Stored records:
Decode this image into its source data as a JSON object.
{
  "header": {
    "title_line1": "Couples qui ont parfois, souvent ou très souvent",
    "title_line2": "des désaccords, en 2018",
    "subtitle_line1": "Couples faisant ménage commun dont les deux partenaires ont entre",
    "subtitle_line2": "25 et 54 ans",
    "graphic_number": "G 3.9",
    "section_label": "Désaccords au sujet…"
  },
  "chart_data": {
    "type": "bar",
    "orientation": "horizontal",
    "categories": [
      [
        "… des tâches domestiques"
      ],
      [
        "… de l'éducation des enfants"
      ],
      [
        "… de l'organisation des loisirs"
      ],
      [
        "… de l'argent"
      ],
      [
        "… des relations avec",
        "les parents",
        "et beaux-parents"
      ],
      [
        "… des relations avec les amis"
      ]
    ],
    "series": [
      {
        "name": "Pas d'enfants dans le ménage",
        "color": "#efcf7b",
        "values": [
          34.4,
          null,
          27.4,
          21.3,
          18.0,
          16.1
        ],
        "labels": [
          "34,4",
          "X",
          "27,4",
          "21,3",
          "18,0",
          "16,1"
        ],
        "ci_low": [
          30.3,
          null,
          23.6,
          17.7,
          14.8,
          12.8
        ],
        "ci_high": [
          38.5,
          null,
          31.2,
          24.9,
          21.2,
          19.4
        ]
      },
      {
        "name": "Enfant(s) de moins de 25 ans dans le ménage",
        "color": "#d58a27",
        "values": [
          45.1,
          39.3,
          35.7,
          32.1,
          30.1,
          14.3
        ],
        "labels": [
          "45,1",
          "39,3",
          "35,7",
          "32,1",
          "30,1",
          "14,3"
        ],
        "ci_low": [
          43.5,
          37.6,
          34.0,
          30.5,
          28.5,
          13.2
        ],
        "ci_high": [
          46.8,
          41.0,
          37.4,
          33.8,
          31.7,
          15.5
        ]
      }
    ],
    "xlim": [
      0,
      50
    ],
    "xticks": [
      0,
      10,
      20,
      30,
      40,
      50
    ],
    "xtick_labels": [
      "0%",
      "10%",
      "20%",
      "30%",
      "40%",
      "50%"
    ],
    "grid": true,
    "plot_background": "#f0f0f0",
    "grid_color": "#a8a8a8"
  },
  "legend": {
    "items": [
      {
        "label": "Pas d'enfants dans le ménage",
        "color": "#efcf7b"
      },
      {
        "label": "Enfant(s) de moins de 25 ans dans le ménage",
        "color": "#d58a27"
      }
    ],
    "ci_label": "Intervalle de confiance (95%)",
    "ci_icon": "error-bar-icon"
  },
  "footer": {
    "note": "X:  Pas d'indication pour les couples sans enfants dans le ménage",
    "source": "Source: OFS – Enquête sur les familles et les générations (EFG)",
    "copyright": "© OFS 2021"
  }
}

- Do this: Find every line in the entries that includes the word "name", then state how many there are and nothing else.

- Solution below: 2